What you should do - Take each line that has the word "houses" and return it.

Record extracts -
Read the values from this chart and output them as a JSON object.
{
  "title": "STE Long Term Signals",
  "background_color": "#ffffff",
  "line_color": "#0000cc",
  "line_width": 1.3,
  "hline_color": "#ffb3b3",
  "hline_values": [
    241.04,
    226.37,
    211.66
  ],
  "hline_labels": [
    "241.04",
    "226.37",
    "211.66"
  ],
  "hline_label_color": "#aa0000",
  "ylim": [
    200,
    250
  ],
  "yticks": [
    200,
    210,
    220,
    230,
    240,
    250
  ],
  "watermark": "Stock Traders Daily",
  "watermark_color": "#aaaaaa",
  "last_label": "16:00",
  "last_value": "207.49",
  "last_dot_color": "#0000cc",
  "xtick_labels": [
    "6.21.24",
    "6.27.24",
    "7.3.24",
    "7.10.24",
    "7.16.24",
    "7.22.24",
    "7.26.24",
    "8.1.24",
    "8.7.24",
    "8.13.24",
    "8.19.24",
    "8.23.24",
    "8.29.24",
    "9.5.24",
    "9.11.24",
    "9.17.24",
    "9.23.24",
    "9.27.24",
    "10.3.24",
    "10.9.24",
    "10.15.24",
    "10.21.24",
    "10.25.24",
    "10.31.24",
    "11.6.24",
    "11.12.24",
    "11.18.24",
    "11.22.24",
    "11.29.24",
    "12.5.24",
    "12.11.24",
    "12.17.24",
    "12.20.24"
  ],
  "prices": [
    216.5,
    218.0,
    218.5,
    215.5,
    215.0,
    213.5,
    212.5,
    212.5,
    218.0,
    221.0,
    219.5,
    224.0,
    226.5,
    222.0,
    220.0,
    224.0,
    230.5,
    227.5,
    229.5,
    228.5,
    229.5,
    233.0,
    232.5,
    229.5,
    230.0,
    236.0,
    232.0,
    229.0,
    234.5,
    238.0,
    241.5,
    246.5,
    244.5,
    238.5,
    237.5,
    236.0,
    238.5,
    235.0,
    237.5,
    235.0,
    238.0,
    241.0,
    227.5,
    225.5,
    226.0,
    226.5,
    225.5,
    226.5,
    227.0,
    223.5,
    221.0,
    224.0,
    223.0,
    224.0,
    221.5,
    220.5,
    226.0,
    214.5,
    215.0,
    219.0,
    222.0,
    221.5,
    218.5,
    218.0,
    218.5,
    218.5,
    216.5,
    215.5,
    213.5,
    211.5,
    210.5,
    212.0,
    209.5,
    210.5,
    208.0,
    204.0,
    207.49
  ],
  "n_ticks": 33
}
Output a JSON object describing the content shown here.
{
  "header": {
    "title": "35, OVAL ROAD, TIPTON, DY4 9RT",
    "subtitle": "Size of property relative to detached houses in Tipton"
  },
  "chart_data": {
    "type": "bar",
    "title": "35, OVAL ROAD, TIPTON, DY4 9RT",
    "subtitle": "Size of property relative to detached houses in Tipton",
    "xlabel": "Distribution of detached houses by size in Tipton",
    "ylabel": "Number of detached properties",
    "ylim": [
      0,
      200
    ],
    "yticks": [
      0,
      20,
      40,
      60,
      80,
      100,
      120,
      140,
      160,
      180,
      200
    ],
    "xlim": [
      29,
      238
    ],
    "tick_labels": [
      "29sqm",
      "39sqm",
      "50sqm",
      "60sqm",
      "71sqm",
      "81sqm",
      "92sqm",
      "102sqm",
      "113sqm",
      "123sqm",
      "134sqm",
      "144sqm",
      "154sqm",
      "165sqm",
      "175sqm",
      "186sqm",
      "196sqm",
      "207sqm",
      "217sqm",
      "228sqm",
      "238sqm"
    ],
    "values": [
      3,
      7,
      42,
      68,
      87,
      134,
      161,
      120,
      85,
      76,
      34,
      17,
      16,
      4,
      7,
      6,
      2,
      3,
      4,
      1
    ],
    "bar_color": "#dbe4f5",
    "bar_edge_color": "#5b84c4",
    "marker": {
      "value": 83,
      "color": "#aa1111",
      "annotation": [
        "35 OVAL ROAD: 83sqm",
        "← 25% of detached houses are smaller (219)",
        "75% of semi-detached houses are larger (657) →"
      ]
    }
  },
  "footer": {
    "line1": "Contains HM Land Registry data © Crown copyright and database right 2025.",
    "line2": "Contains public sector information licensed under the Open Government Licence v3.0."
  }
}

Full output -
    "subtitle": "Size of property relative to detached houses in Tipton"
    "subtitle": "Size of property relative to detached houses in Tipton",
    "xlabel": "Distribution of detached houses by size in Tipton",
        "← 25% of detached houses are smaller (219)",
        "75% of semi-detached houses are larger (657) →"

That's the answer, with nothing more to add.